(Task brief):
Copy every line of the entries that includes the word "Apple".
---------- Task inputs ----------
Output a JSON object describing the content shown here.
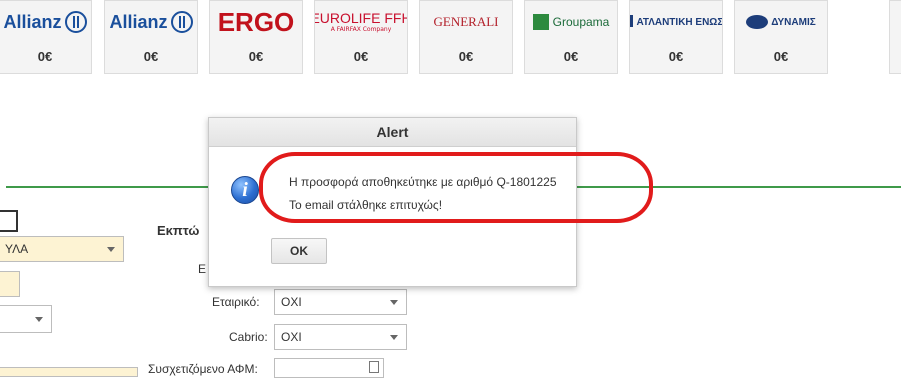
{
  "insurers": [
    {
      "name": "Allianz",
      "price": "0€",
      "logo_icon": "allianz-logo-icon"
    },
    {
      "name": "Allianz",
      "price": "0€",
      "logo_icon": "allianz-logo-icon"
    },
    {
      "name": "ERGO",
      "price": "0€",
      "logo_icon": "ergo-logo-icon"
    },
    {
      "name": "EUROLIFE FFH",
      "sub": "A FAIRFAX Company",
      "price": "0€",
      "logo_icon": "eurolife-logo-icon"
    },
    {
      "name": "GENERALI",
      "price": "0€",
      "logo_icon": "generali-logo-icon"
    },
    {
      "name": "Groupama",
      "price": "0€",
      "logo_icon": "groupama-logo-icon"
    },
    {
      "name": "ΑΤΛΑΝΤΙΚΗ ΕΝΩΣΗ",
      "price": "0€",
      "logo_icon": "atlantiki-logo-icon"
    },
    {
      "name": "ΔΥΝΑΜΙΣ",
      "price": "0€",
      "logo_icon": "dynamis-logo-icon"
    }
  ],
  "form": {
    "select_value": "ΥΛΑ",
    "section_heading": "Εκπτώ",
    "label_partial": "Ε",
    "etairiko_label": "Εταιρικό:",
    "etairiko_value": "ΟΧΙ",
    "cabrio_label": "Cabrio:",
    "cabrio_value": "ΟΧΙ",
    "afm_label": "Συσχετιζόμενο ΑΦΜ:"
  },
  "alert": {
    "title": "Alert",
    "message_line1": "Η προσφορά αποθηκεύτηκε με αριθμό Q-1801225",
    "message_line2": "Το email στάλθηκε επιτυχώς!",
    "ok_label": "OK",
    "icon": "info-icon"
  },
  "colors": {
    "green_rule": "#3f9a4a",
    "highlight": "#e11b1b",
    "field_yellow": "#fdf3d3"
  }
}
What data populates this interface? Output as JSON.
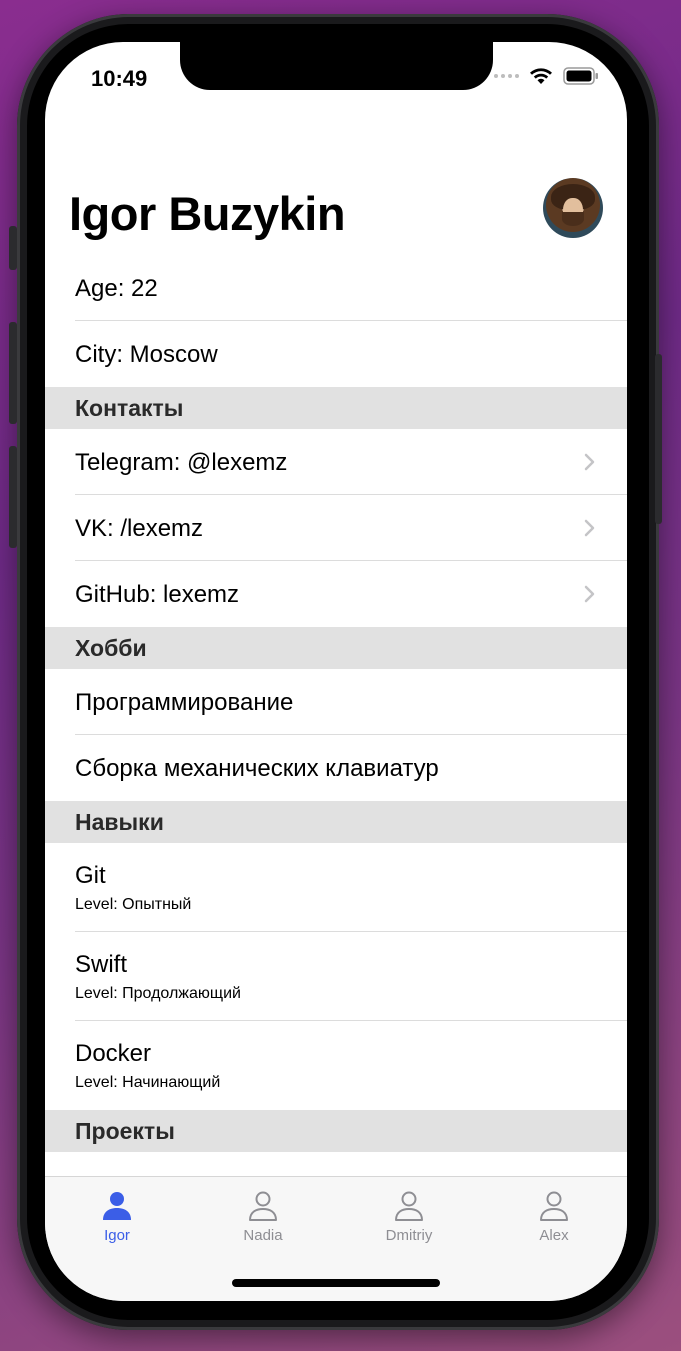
{
  "status_bar": {
    "time": "10:49"
  },
  "header": {
    "title": "Igor Buzykin",
    "avatar_icon": "avatar-photo"
  },
  "info": [
    {
      "label": "Age: 22"
    },
    {
      "label": "City: Moscow"
    }
  ],
  "contacts": {
    "title": "Контакты",
    "items": [
      {
        "label": "Telegram: @lexemz"
      },
      {
        "label": "VK: /lexemz"
      },
      {
        "label": "GitHub: lexemz"
      }
    ]
  },
  "hobbies": {
    "title": "Хобби",
    "items": [
      {
        "label": "Программирование"
      },
      {
        "label": "Сборка механических клавиатур"
      }
    ]
  },
  "skills": {
    "title": "Навыки",
    "items": [
      {
        "name": "Git",
        "level": "Level: Опытный"
      },
      {
        "name": "Swift",
        "level": "Level: Продолжающий"
      },
      {
        "name": "Docker",
        "level": "Level: Начинающий"
      }
    ]
  },
  "projects": {
    "title": "Проекты"
  },
  "tabbar": {
    "accent_color": "#3b5ee7",
    "inactive_color": "#8e8e93",
    "tabs": [
      {
        "label": "Igor",
        "icon": "person-fill-icon",
        "active": true
      },
      {
        "label": "Nadia",
        "icon": "person-icon",
        "active": false
      },
      {
        "label": "Dmitriy",
        "icon": "person-icon",
        "active": false
      },
      {
        "label": "Alex",
        "icon": "person-icon",
        "active": false
      }
    ]
  }
}
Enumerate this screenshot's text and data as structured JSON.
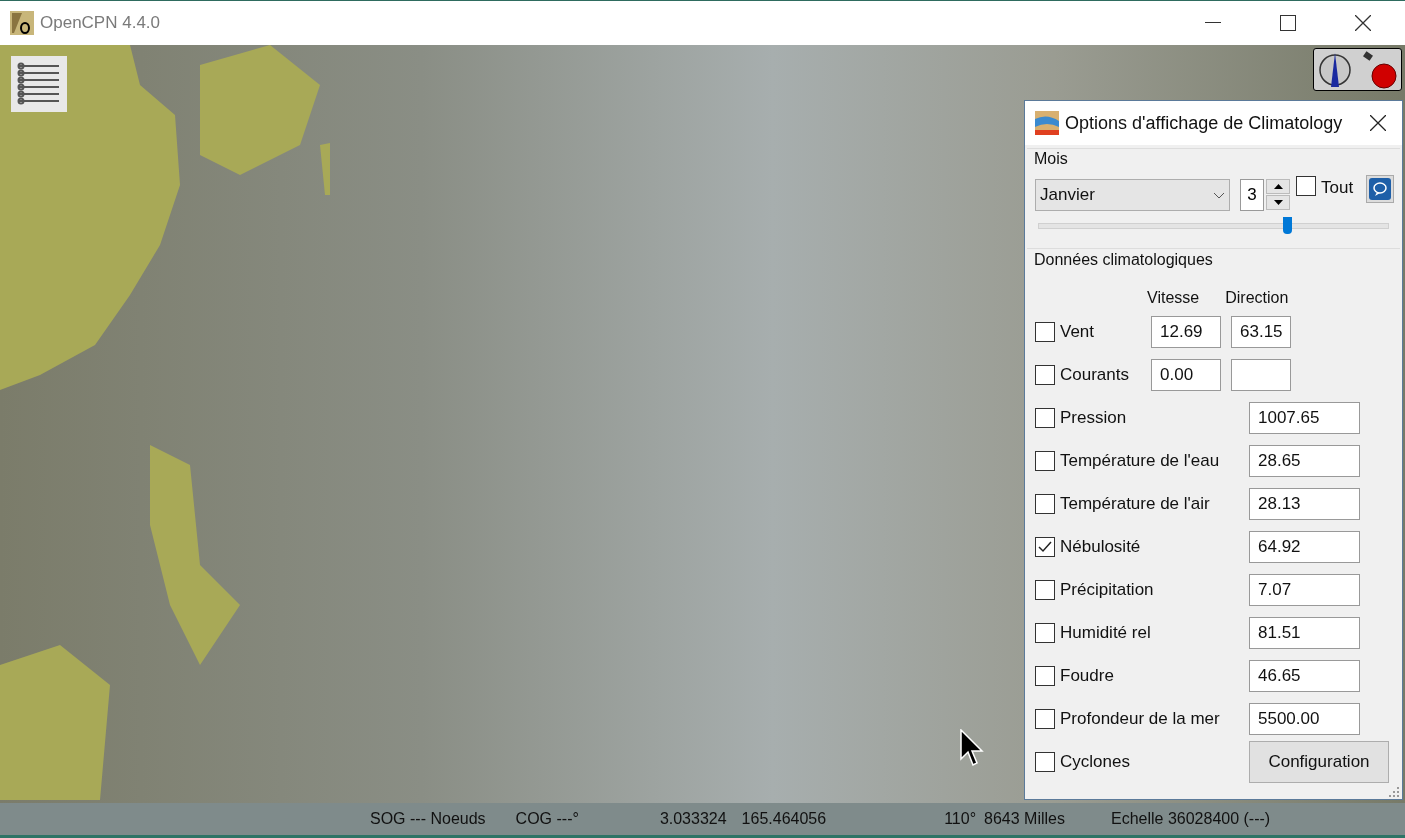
{
  "window": {
    "title": "OpenCPN 4.4.0"
  },
  "dialog": {
    "title": "Options d'affichage de Climatology",
    "month_group": {
      "label": "Mois",
      "month": "Janvier",
      "spin_value": "3",
      "all": {
        "label": "Tout",
        "checked": false
      },
      "slider": {
        "level": 0.71
      }
    },
    "data_group": {
      "label": "Données climatologiques",
      "headers": [
        "Vitesse",
        "Direction"
      ],
      "rows": [
        {
          "kind": "pair",
          "label": "Vent",
          "checked": false,
          "values": [
            "12.69",
            "63.15"
          ]
        },
        {
          "kind": "pair",
          "label": "Courants",
          "checked": false,
          "values": [
            "0.00"
          ]
        },
        {
          "kind": "single",
          "label": "Pression",
          "checked": false,
          "value": "1007.65"
        },
        {
          "kind": "single",
          "label": "Température de l'eau",
          "checked": false,
          "value": "28.65"
        },
        {
          "kind": "single",
          "label": "Température de l'air",
          "checked": false,
          "value": "28.13"
        },
        {
          "kind": "single",
          "label": "Nébulosité",
          "checked": true,
          "value": "64.92"
        },
        {
          "kind": "single",
          "label": "Précipitation",
          "checked": false,
          "value": "7.07"
        },
        {
          "kind": "single",
          "label": "Humidité rel",
          "checked": false,
          "value": "81.51"
        },
        {
          "kind": "single",
          "label": "Foudre",
          "checked": false,
          "value": "46.65"
        },
        {
          "kind": "single",
          "label": "Profondeur de la mer",
          "checked": false,
          "value": "5500.00"
        },
        {
          "kind": "button",
          "label": "Cyclones",
          "checked": false,
          "button": "Configuration"
        }
      ]
    }
  },
  "status_bar": {
    "sog": "SOG --- Noeuds",
    "cog": "COG ---°",
    "lat": "3.033324",
    "lon": "165.464056",
    "bearing": "110°",
    "distance": "8643 Milles",
    "scale": "Echelle 36028400 (---)"
  }
}
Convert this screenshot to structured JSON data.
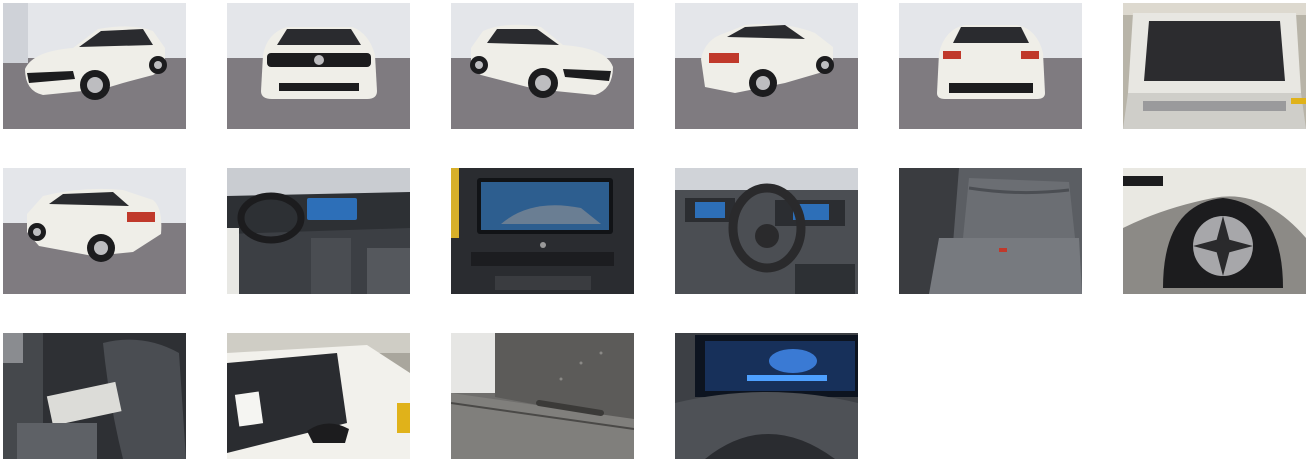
{
  "gallery": {
    "thumbnails": [
      {
        "icon": "car-front-left-photo"
      },
      {
        "icon": "car-front-photo"
      },
      {
        "icon": "car-front-right-photo"
      },
      {
        "icon": "car-rear-right-photo"
      },
      {
        "icon": "car-rear-photo"
      },
      {
        "icon": "trunk-photo"
      },
      {
        "icon": "car-rear-left-photo"
      },
      {
        "icon": "dashboard-photo"
      },
      {
        "icon": "infotainment-screen-photo"
      },
      {
        "icon": "steering-wheel-photo"
      },
      {
        "icon": "rear-seats-photo"
      },
      {
        "icon": "wheel-photo"
      },
      {
        "icon": "front-seat-photo"
      },
      {
        "icon": "window-sticker-photo"
      },
      {
        "icon": "scratched-panel-photo"
      },
      {
        "icon": "instrument-cluster-photo"
      }
    ]
  },
  "colors": {
    "studio_wall": "#e4e6ea",
    "studio_floor": "#7f7b80",
    "car_body": "#efeee8",
    "car_black": "#1c1c1e",
    "interior": "#4a4d52",
    "screen_blue": "#2d6fb8"
  }
}
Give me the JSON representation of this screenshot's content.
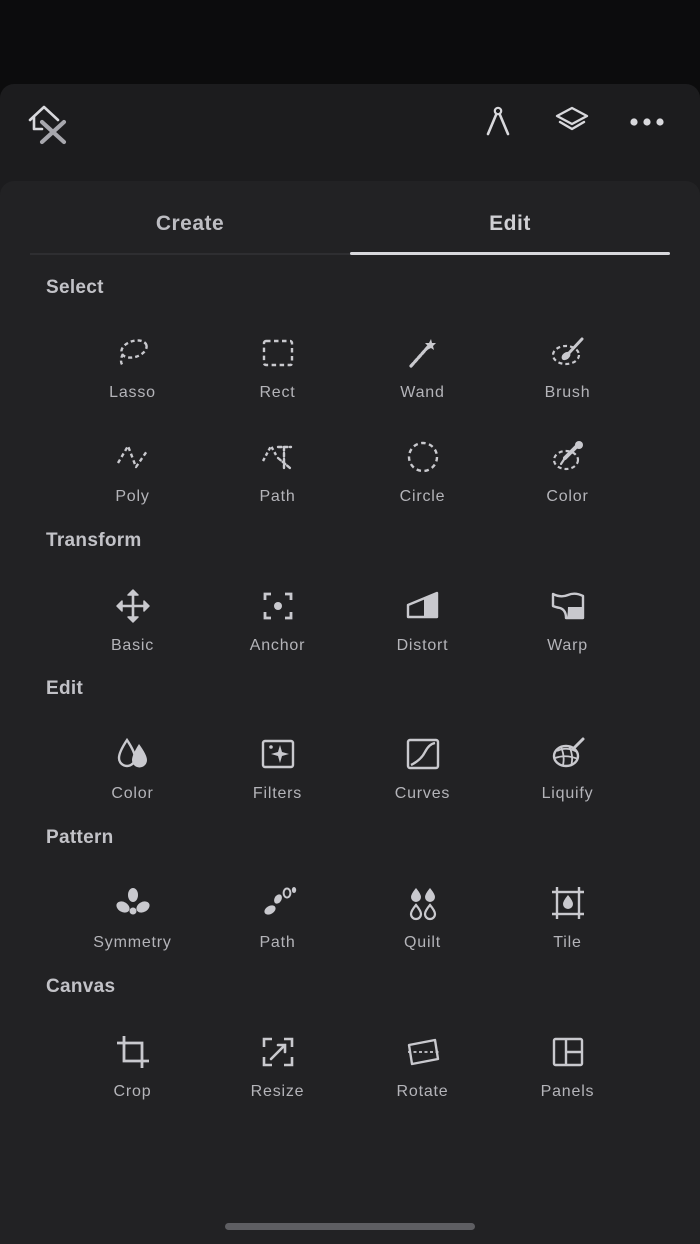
{
  "tabs": [
    {
      "label": "Create",
      "active": false
    },
    {
      "label": "Edit",
      "active": true
    }
  ],
  "sections": [
    {
      "title": "Select",
      "tools": [
        {
          "label": "Lasso",
          "icon": "lasso-icon"
        },
        {
          "label": "Rect",
          "icon": "rect-select-icon"
        },
        {
          "label": "Wand",
          "icon": "magic-wand-icon"
        },
        {
          "label": "Brush",
          "icon": "brush-select-icon"
        },
        {
          "label": "Poly",
          "icon": "poly-lasso-icon"
        },
        {
          "label": "Path",
          "icon": "path-select-icon"
        },
        {
          "label": "Circle",
          "icon": "circle-select-icon"
        },
        {
          "label": "Color",
          "icon": "color-select-icon"
        }
      ]
    },
    {
      "title": "Transform",
      "tools": [
        {
          "label": "Basic",
          "icon": "move-arrows-icon"
        },
        {
          "label": "Anchor",
          "icon": "anchor-icon"
        },
        {
          "label": "Distort",
          "icon": "distort-icon"
        },
        {
          "label": "Warp",
          "icon": "warp-icon"
        }
      ]
    },
    {
      "title": "Edit",
      "tools": [
        {
          "label": "Color",
          "icon": "color-drops-icon"
        },
        {
          "label": "Filters",
          "icon": "filters-icon"
        },
        {
          "label": "Curves",
          "icon": "curves-icon"
        },
        {
          "label": "Liquify",
          "icon": "liquify-icon"
        }
      ]
    },
    {
      "title": "Pattern",
      "tools": [
        {
          "label": "Symmetry",
          "icon": "symmetry-icon"
        },
        {
          "label": "Path",
          "icon": "pattern-path-icon"
        },
        {
          "label": "Quilt",
          "icon": "quilt-icon"
        },
        {
          "label": "Tile",
          "icon": "tile-icon"
        }
      ]
    },
    {
      "title": "Canvas",
      "tools": [
        {
          "label": "Crop",
          "icon": "crop-icon"
        },
        {
          "label": "Resize",
          "icon": "resize-icon"
        },
        {
          "label": "Rotate",
          "icon": "rotate-icon"
        },
        {
          "label": "Panels",
          "icon": "panels-icon"
        }
      ]
    }
  ],
  "colors": {
    "background": "#0c0c0d",
    "topbar": "#1c1c1e",
    "sheet": "#222224",
    "text": "#b4b4b9"
  }
}
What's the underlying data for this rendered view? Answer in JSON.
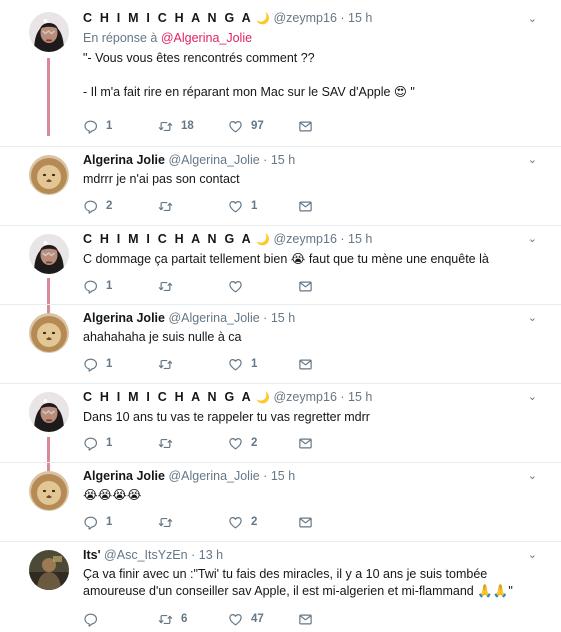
{
  "tweets": [
    {
      "name": "C H I M I C H A N G A",
      "moon": "🌙",
      "handle": "@zeymp16",
      "time": "15 h",
      "reply_prefix": "En réponse à",
      "reply_mention": "@Algerina_Jolie",
      "lines": [
        "\"- Vous vous êtes rencontrés comment ??",
        "",
        "- Il m'a fait rire en réparant mon Mac sur le SAV d'Apple 😍 \""
      ],
      "replies": "1",
      "retweets": "18",
      "likes": "97"
    },
    {
      "name": "Algerina Jolie",
      "handle": "@Algerina_Jolie",
      "time": "15 h",
      "lines": [
        "mdrrr je n'ai pas son contact"
      ],
      "replies": "2",
      "retweets": "",
      "likes": "1"
    },
    {
      "name": "C H I M I C H A N G A",
      "moon": "🌙",
      "handle": "@zeymp16",
      "time": "15 h",
      "lines": [
        "C dommage ça partait tellement bien 😭 faut que tu mène une enquête là"
      ],
      "replies": "1",
      "retweets": "",
      "likes": ""
    },
    {
      "name": "Algerina Jolie",
      "handle": "@Algerina_Jolie",
      "time": "15 h",
      "lines": [
        "ahahahaha je suis nulle à ca"
      ],
      "replies": "1",
      "retweets": "",
      "likes": "1"
    },
    {
      "name": "C H I M I C H A N G A",
      "moon": "🌙",
      "handle": "@zeymp16",
      "time": "15 h",
      "lines": [
        "Dans 10 ans tu vas te rappeler tu vas regretter mdrr"
      ],
      "replies": "1",
      "retweets": "",
      "likes": "2"
    },
    {
      "name": "Algerina Jolie",
      "handle": "@Algerina_Jolie",
      "time": "15 h",
      "lines": [
        "😭😭😭😭"
      ],
      "replies": "1",
      "retweets": "",
      "likes": "2"
    },
    {
      "name": "Its'",
      "handle": "@Asc_ItsYzEn",
      "time": "13 h",
      "lines": [
        "Ça va finir avec un :\"Twi' tu fais des miracles, il y a 10 ans je suis tombée",
        "amoureuse d'un conseiller sav Apple, il est mi-algerien et mi-flammand 🙏🙏\""
      ],
      "replies": "",
      "retweets": "6",
      "likes": "47"
    }
  ],
  "colors": {
    "thread_line": "#d88a97",
    "mention": "#e0245e",
    "meta": "#657786",
    "divider": "#e6ecf0"
  },
  "icons": {
    "reply": "reply-icon",
    "retweet": "retweet-icon",
    "like": "heart-icon",
    "dm": "message-icon",
    "menu": "chevron-down-icon"
  }
}
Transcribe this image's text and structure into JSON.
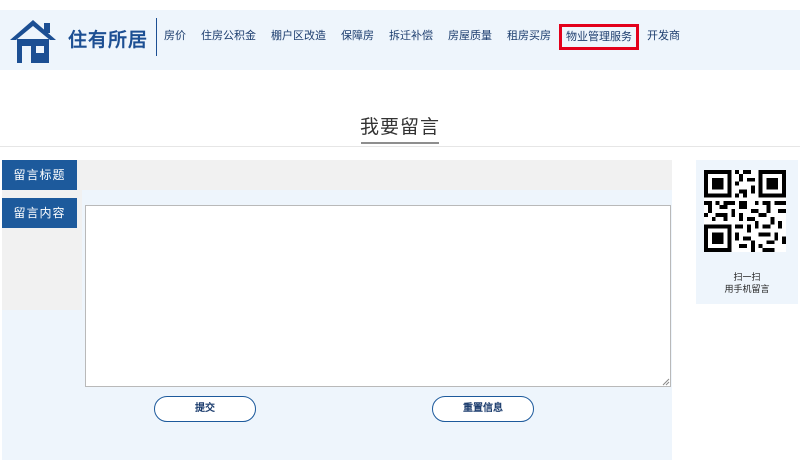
{
  "header": {
    "brand": "住有所居",
    "nav": [
      {
        "label": "房价"
      },
      {
        "label": "住房公积金"
      },
      {
        "label": "棚户区改造"
      },
      {
        "label": "保障房"
      },
      {
        "label": "拆迁补偿"
      },
      {
        "label": "房屋质量"
      },
      {
        "label": "租房买房"
      },
      {
        "label": "物业管理服务",
        "active": true
      },
      {
        "label": "开发商"
      }
    ]
  },
  "page": {
    "title": "我要留言"
  },
  "form": {
    "title_label": "留言标题",
    "content_label": "留言内容",
    "title_value": "",
    "content_value": "",
    "submit_label": "提交",
    "reset_label": "重置信息"
  },
  "qr": {
    "line1": "扫一扫",
    "line2": "用手机留言"
  },
  "colors": {
    "brand_blue": "#1d5a9c",
    "panel_bg": "#eef5fc",
    "active_outline": "#e3001b"
  },
  "icons": {
    "logo": "house-icon",
    "qr": "qr-code-icon"
  }
}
----------
(The solution):
        "- Il m'a fait rire en réparant mon Mac sur le SAV d'Apple 😍 \""
        "amoureuse d'un conseiller sav Apple, il est mi-algerien et mi-flammand 🙏🙏\""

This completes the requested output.